-- Begin --
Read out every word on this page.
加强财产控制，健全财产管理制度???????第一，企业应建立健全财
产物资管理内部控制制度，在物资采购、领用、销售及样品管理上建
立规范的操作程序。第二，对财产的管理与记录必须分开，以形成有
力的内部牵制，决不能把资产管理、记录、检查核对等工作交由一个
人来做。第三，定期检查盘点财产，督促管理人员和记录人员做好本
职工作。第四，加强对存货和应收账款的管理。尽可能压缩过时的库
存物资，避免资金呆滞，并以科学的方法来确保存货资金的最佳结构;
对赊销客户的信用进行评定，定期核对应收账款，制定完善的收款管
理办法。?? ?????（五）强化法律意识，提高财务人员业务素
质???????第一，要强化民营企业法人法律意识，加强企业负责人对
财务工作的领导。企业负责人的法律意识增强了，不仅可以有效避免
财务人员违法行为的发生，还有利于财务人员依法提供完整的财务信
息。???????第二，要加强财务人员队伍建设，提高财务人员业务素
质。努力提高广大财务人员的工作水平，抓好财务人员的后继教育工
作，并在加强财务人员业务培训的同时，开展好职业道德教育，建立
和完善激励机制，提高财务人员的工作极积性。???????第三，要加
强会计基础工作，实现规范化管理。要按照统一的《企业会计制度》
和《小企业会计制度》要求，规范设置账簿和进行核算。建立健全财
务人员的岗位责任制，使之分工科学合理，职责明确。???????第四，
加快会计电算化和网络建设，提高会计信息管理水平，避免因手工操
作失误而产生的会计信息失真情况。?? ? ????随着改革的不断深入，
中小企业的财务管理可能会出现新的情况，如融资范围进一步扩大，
-- End --
# Challenge
Repeat the listing exactly, from its first line to its last.

# Response to this exercise
Read out every word on this page.
加强财产控制，健全财产管理制度???????第一，企业应建立健全财
产物资管理内部控制制度，在物资采购、领用、销售及样品管理上建
立规范的操作程序。第二，对财产的管理与记录必须分开，以形成有
力的内部牵制，决不能把资产管理、记录、检查核对等工作交由一个
人来做。第三，定期检查盘点财产，督促管理人员和记录人员做好本
职工作。第四，加强对存货和应收账款的管理。尽可能压缩过时的库
存物资，避免资金呆滞，并以科学的方法来确保存货资金的最佳结构;
对赊销客户的信用进行评定，定期核对应收账款，制定完善的收款管
理办法。?? ?????（五）强化法律意识，提高财务人员业务素
质???????第一，要强化民营企业法人法律意识，加强企业负责人对
财务工作的领导。企业负责人的法律意识增强了，不仅可以有效避免
财务人员违法行为的发生，还有利于财务人员依法提供完整的财务信
息。???????第二，要加强财务人员队伍建设，提高财务人员业务素
质。努力提高广大财务人员的工作水平，抓好财务人员的后继教育工
作，并在加强财务人员业务培训的同时，开展好职业道德教育，建立
和完善激励机制，提高财务人员的工作极积性。???????第三，要加
强会计基础工作，实现规范化管理。要按照统一的《企业会计制度》
和《小企业会计制度》要求，规范设置账簿和进行核算。建立健全财
务人员的岗位责任制，使之分工科学合理，职责明确。???????第四，
加快会计电算化和网络建设，提高会计信息管理水平，避免因手工操
作失误而产生的会计信息失真情况。?? ? ????随着改革的不断深入，
中小企业的财务管理可能会出现新的情况，如融资范围进一步扩大，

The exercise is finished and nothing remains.